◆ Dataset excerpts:
——
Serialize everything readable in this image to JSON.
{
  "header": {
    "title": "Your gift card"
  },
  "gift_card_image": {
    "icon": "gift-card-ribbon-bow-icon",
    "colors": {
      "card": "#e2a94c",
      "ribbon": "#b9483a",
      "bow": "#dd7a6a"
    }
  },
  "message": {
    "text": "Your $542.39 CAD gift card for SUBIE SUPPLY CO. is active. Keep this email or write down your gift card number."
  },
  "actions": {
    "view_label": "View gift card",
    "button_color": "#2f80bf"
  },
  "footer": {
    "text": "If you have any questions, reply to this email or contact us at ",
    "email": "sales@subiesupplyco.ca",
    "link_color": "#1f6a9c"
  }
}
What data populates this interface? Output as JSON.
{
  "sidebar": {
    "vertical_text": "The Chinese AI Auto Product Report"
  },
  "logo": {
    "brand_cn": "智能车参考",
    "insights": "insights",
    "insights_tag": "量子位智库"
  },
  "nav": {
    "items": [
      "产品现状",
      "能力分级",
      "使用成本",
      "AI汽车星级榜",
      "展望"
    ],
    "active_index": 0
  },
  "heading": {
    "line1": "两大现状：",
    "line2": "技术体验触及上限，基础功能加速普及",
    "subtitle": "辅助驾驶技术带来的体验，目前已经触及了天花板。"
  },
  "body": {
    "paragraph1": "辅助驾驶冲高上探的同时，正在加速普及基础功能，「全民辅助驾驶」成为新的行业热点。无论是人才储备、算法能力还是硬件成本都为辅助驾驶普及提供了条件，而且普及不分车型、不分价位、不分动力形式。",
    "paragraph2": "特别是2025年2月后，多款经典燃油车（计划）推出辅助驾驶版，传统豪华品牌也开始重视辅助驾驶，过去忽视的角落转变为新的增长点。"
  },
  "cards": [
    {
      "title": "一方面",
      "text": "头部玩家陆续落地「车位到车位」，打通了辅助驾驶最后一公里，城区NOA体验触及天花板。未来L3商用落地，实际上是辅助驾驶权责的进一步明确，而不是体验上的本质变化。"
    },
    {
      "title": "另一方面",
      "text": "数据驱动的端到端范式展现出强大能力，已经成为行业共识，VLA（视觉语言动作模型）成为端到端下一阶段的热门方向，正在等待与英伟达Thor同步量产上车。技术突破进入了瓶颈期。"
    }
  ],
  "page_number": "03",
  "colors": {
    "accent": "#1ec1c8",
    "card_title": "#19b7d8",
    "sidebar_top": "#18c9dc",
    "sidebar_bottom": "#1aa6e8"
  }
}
——
◆ Task brief: Extract each line of the listing above, copying it word for word.

◆ Correct answer:
Serialize everything readable in this image to JSON.
{
  "header": {
    "title": "Your gift card"
  },
  "gift_card_image": {
    "icon": "gift-card-ribbon-bow-icon",
    "colors": {
      "card": "#e2a94c",
      "ribbon": "#b9483a",
      "bow": "#dd7a6a"
    }
  },
  "message": {
    "text": "Your $542.39 CAD gift card for SUBIE SUPPLY CO. is active. Keep this email or write down your gift card number."
  },
  "actions": {
    "view_label": "View gift card",
    "button_color": "#2f80bf"
  },
  "footer": {
    "text": "If you have any questions, reply to this email or contact us at ",
    "email": "sales@subiesupplyco.ca",
    "link_color": "#1f6a9c"
  }
}
What data populates this interface? Output as JSON.
{
  "sidebar": {
    "vertical_text": "The Chinese AI Auto Product Report"
  },
  "logo": {
    "brand_cn": "智能车参考",
    "insights": "insights",
    "insights_tag": "量子位智库"
  },
  "nav": {
    "items": [
      "产品现状",
      "能力分级",
      "使用成本",
      "AI汽车星级榜",
      "展望"
    ],
    "active_index": 0
  },
  "heading": {
    "line1": "两大现状：",
    "line2": "技术体验触及上限，基础功能加速普及",
    "subtitle": "辅助驾驶技术带来的体验，目前已经触及了天花板。"
  },
  "body": {
    "paragraph1": "辅助驾驶冲高上探的同时，正在加速普及基础功能，「全民辅助驾驶」成为新的行业热点。无论是人才储备、算法能力还是硬件成本都为辅助驾驶普及提供了条件，而且普及不分车型、不分价位、不分动力形式。",
    "paragraph2": "特别是2025年2月后，多款经典燃油车（计划）推出辅助驾驶版，传统豪华品牌也开始重视辅助驾驶，过去忽视的角落转变为新的增长点。"
  },
  "cards": [
    {
      "title": "一方面",
      "text": "头部玩家陆续落地「车位到车位」，打通了辅助驾驶最后一公里，城区NOA体验触及天花板。未来L3商用落地，实际上是辅助驾驶权责的进一步明确，而不是体验上的本质变化。"
    },
    {
      "title": "另一方面",
      "text": "数据驱动的端到端范式展现出强大能力，已经成为行业共识，VLA（视觉语言动作模型）成为端到端下一阶段的热门方向，正在等待与英伟达Thor同步量产上车。技术突破进入了瓶颈期。"
    }
  ],
  "page_number": "03",
  "colors": {
    "accent": "#1ec1c8",
    "card_title": "#19b7d8",
    "sidebar_top": "#18c9dc",
    "sidebar_bottom": "#1aa6e8"
  }
}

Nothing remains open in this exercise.